# REQUIRED WORK:
Write out the records below word for word, please.

# MATERIALS PROVIDED:
+---+

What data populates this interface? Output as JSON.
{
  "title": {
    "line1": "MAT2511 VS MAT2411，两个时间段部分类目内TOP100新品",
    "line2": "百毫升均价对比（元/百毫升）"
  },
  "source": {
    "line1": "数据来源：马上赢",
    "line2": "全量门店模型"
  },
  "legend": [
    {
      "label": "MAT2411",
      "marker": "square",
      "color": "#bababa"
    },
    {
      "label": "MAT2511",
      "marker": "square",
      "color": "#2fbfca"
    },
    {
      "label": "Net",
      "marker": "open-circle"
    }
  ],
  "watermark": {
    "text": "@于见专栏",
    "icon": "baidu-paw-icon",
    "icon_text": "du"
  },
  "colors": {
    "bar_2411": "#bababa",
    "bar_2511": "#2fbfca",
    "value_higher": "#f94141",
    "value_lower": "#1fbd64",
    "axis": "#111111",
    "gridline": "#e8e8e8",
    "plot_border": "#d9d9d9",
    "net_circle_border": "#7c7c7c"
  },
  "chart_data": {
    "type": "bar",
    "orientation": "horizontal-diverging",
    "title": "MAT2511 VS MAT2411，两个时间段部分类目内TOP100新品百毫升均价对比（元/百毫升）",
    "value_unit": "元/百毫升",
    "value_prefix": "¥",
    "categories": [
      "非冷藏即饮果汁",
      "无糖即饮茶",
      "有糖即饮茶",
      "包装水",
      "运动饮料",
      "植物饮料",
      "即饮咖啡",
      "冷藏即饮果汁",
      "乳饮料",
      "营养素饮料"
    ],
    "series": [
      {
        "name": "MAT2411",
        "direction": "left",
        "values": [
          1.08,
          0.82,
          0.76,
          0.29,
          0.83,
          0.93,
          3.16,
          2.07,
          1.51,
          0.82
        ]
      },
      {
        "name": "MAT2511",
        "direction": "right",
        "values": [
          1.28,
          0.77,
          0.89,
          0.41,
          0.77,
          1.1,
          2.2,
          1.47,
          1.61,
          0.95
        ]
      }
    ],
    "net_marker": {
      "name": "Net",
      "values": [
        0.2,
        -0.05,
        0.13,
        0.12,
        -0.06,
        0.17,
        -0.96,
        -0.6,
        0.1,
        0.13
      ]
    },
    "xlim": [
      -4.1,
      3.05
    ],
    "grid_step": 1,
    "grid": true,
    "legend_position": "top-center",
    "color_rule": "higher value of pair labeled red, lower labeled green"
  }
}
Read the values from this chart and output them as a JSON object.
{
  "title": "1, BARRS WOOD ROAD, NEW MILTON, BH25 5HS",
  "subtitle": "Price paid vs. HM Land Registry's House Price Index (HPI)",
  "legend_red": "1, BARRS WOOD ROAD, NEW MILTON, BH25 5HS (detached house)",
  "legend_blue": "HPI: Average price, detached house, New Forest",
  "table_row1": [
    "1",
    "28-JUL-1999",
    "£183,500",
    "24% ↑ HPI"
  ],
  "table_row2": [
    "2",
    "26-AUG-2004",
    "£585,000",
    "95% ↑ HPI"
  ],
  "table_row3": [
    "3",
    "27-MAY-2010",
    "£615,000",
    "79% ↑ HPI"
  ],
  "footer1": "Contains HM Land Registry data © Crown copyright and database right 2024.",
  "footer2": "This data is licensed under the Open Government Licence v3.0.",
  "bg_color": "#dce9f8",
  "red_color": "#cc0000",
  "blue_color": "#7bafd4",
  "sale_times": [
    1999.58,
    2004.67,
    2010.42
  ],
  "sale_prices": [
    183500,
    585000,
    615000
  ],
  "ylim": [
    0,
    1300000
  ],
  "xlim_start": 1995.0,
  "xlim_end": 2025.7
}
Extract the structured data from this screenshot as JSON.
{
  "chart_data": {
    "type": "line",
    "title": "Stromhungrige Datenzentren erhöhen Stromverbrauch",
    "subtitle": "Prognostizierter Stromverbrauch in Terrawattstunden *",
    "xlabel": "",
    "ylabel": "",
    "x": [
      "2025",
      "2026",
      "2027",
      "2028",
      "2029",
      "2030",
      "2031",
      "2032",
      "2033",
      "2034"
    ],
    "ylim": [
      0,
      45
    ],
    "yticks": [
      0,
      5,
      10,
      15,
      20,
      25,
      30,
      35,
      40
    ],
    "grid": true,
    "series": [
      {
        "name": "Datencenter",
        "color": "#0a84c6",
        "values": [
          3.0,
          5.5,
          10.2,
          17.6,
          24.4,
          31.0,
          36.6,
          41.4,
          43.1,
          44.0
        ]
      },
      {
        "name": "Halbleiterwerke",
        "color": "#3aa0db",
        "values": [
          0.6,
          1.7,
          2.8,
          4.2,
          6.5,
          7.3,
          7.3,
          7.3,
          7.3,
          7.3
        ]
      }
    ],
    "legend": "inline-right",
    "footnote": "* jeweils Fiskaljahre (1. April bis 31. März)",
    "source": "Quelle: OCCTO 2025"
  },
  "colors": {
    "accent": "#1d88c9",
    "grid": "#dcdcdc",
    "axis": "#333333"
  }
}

+---+

# WRITTEN SOLUTION:
What data populates this interface? Output as JSON.
{
  "title": {
    "line1": "MAT2511 VS MAT2411，两个时间段部分类目内TOP100新品",
    "line2": "百毫升均价对比（元/百毫升）"
  },
  "source": {
    "line1": "数据来源：马上赢",
    "line2": "全量门店模型"
  },
  "legend": [
    {
      "label": "MAT2411",
      "marker": "square",
      "color": "#bababa"
    },
    {
      "label": "MAT2511",
      "marker": "square",
      "color": "#2fbfca"
    },
    {
      "label": "Net",
      "marker": "open-circle"
    }
  ],
  "watermark": {
    "text": "@于见专栏",
    "icon": "baidu-paw-icon",
    "icon_text": "du"
  },
  "colors": {
    "bar_2411": "#bababa",
    "bar_2511": "#2fbfca",
    "value_higher": "#f94141",
    "value_lower": "#1fbd64",
    "axis": "#111111",
    "gridline": "#e8e8e8",
    "plot_border": "#d9d9d9",
    "net_circle_border": "#7c7c7c"
  },
  "chart_data": {
    "type": "bar",
    "orientation": "horizontal-diverging",
    "title": "MAT2511 VS MAT2411，两个时间段部分类目内TOP100新品百毫升均价对比（元/百毫升）",
    "value_unit": "元/百毫升",
    "value_prefix": "¥",
    "categories": [
      "非冷藏即饮果汁",
      "无糖即饮茶",
      "有糖即饮茶",
      "包装水",
      "运动饮料",
      "植物饮料",
      "即饮咖啡",
      "冷藏即饮果汁",
      "乳饮料",
      "营养素饮料"
    ],
    "series": [
      {
        "name": "MAT2411",
        "direction": "left",
        "values": [
          1.08,
          0.82,
          0.76,
          0.29,
          0.83,
          0.93,
          3.16,
          2.07,
          1.51,
          0.82
        ]
      },
      {
        "name": "MAT2511",
        "direction": "right",
        "values": [
          1.28,
          0.77,
          0.89,
          0.41,
          0.77,
          1.1,
          2.2,
          1.47,
          1.61,
          0.95
        ]
      }
    ],
    "net_marker": {
      "name": "Net",
      "values": [
        0.2,
        -0.05,
        0.13,
        0.12,
        -0.06,
        0.17,
        -0.96,
        -0.6,
        0.1,
        0.13
      ]
    },
    "xlim": [
      -4.1,
      3.05
    ],
    "grid_step": 1,
    "grid": true,
    "legend_position": "top-center",
    "color_rule": "higher value of pair labeled red, lower labeled green"
  }
}
Read the values from this chart and output them as a JSON object.
{
  "title": "1, BARRS WOOD ROAD, NEW MILTON, BH25 5HS",
  "subtitle": "Price paid vs. HM Land Registry's House Price Index (HPI)",
  "legend_red": "1, BARRS WOOD ROAD, NEW MILTON, BH25 5HS (detached house)",
  "legend_blue": "HPI: Average price, detached house, New Forest",
  "table_row1": [
    "1",
    "28-JUL-1999",
    "£183,500",
    "24% ↑ HPI"
  ],
  "table_row2": [
    "2",
    "26-AUG-2004",
    "£585,000",
    "95% ↑ HPI"
  ],
  "table_row3": [
    "3",
    "27-MAY-2010",
    "£615,000",
    "79% ↑ HPI"
  ],
  "footer1": "Contains HM Land Registry data © Crown copyright and database right 2024.",
  "footer2": "This data is licensed under the Open Government Licence v3.0.",
  "bg_color": "#dce9f8",
  "red_color": "#cc0000",
  "blue_color": "#7bafd4",
  "sale_times": [
    1999.58,
    2004.67,
    2010.42
  ],
  "sale_prices": [
    183500,
    585000,
    615000
  ],
  "ylim": [
    0,
    1300000
  ],
  "xlim_start": 1995.0,
  "xlim_end": 2025.7
}
Extract the structured data from this screenshot as JSON.
{
  "chart_data": {
    "type": "line",
    "title": "Stromhungrige Datenzentren erhöhen Stromverbrauch",
    "subtitle": "Prognostizierter Stromverbrauch in Terrawattstunden *",
    "xlabel": "",
    "ylabel": "",
    "x": [
      "2025",
      "2026",
      "2027",
      "2028",
      "2029",
      "2030",
      "2031",
      "2032",
      "2033",
      "2034"
    ],
    "ylim": [
      0,
      45
    ],
    "yticks": [
      0,
      5,
      10,
      15,
      20,
      25,
      30,
      35,
      40
    ],
    "grid": true,
    "series": [
      {
        "name": "Datencenter",
        "color": "#0a84c6",
        "values": [
          3.0,
          5.5,
          10.2,
          17.6,
          24.4,
          31.0,
          36.6,
          41.4,
          43.1,
          44.0
        ]
      },
      {
        "name": "Halbleiterwerke",
        "color": "#3aa0db",
        "values": [
          0.6,
          1.7,
          2.8,
          4.2,
          6.5,
          7.3,
          7.3,
          7.3,
          7.3,
          7.3
        ]
      }
    ],
    "legend": "inline-right",
    "footnote": "* jeweils Fiskaljahre (1. April bis 31. März)",
    "source": "Quelle: OCCTO 2025"
  },
  "colors": {
    "accent": "#1d88c9",
    "grid": "#dcdcdc",
    "axis": "#333333"
  }
}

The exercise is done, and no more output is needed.